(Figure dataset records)
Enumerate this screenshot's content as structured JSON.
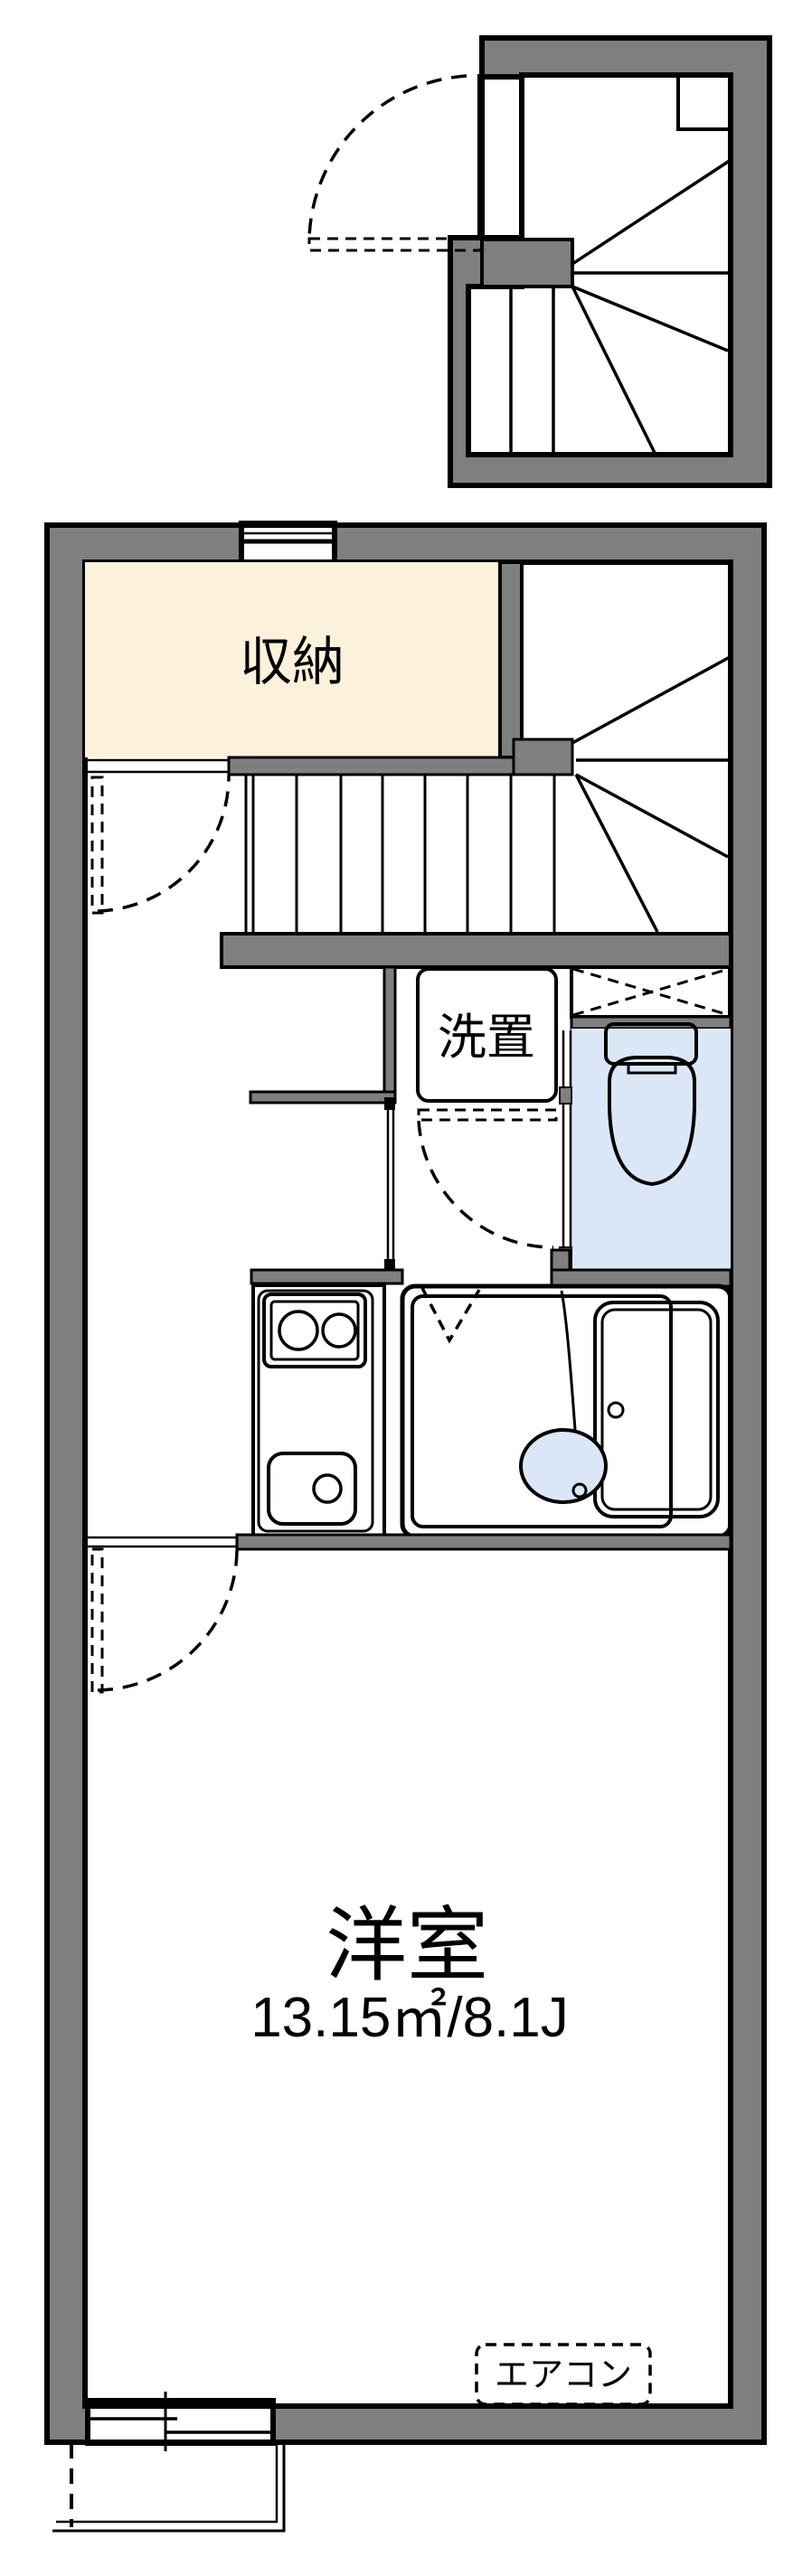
{
  "plan": {
    "type": "floor-plan",
    "rooms": {
      "storage": {
        "label": "収納"
      },
      "laundry": {
        "label": "洗置"
      },
      "bedroom": {
        "label": "洋室",
        "size": "13.15㎡/8.1J"
      },
      "aircon": {
        "label": "エアコン"
      }
    }
  },
  "colors": {
    "wall": "#7f7f7f",
    "line": "#000000",
    "storage_fill": "#fcf2dc",
    "fixture_fill": "#dbe7f7",
    "bg": "#ffffff"
  }
}
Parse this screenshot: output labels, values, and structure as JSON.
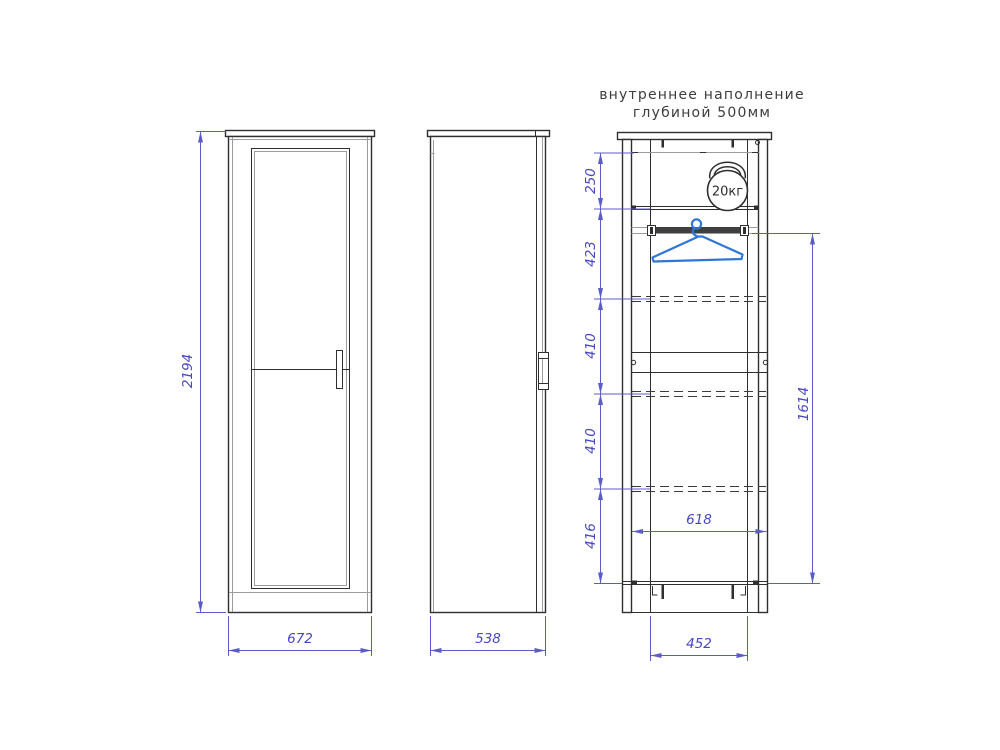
{
  "title": {
    "line1": "внутреннее наполнение",
    "line2": "глубиной 500мм"
  },
  "front_view": {
    "height_mm": "2194",
    "width_mm": "672"
  },
  "side_view": {
    "depth_mm": "538"
  },
  "internal_view": {
    "section_heights_mm": [
      "250",
      "423",
      "410",
      "410",
      "416"
    ],
    "rod_to_bottom_mm": "1614",
    "inner_width_mm": "618",
    "base_width_mm": "452",
    "max_load": "20кг"
  },
  "colors": {
    "outline": "#2f2f2f",
    "secondary": "#9b9ba1",
    "dimension": "#5c5cc9",
    "dimension_text": "#4747c2",
    "hanger_blue": "#2e76d8",
    "title_text": "#3d3d3d",
    "background": "#ffffff"
  }
}
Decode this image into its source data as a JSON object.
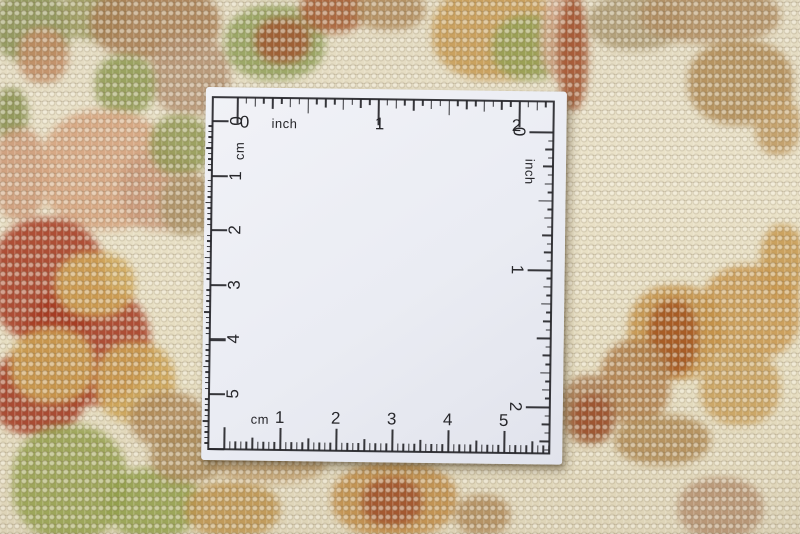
{
  "photo": {
    "subject": "Cream hand-knotted wool rug with red, gold, olive and salmon floral ornament",
    "overlay": "White square measuring card with inch and centimeter scales printed along all four edges",
    "rug_palette": {
      "cream": "#e6ddc2",
      "red": "#a63a22",
      "gold": "#c99850",
      "olive": "#95a04e",
      "salmon": "#d5a27d",
      "tan": "#b08a5a",
      "rust": "#a2512d"
    }
  },
  "ruler_card": {
    "card_color": "#eef0f5",
    "ink_color": "#26262a",
    "top_scale": {
      "unit": "inch",
      "numbers": [
        "0",
        "1",
        "2"
      ]
    },
    "left_scale": {
      "unit": "cm",
      "numbers": [
        "0",
        "1",
        "2",
        "3",
        "4",
        "5"
      ]
    },
    "right_scale": {
      "unit": "inch",
      "numbers": [
        "0",
        "1",
        "2"
      ]
    },
    "bottom_scale": {
      "unit": "cm",
      "numbers": [
        "1",
        "2",
        "3",
        "4",
        "5"
      ]
    }
  }
}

**Required task**: Give the count of lines holding the word "gold" and nothing more.

**Result of the task**: 2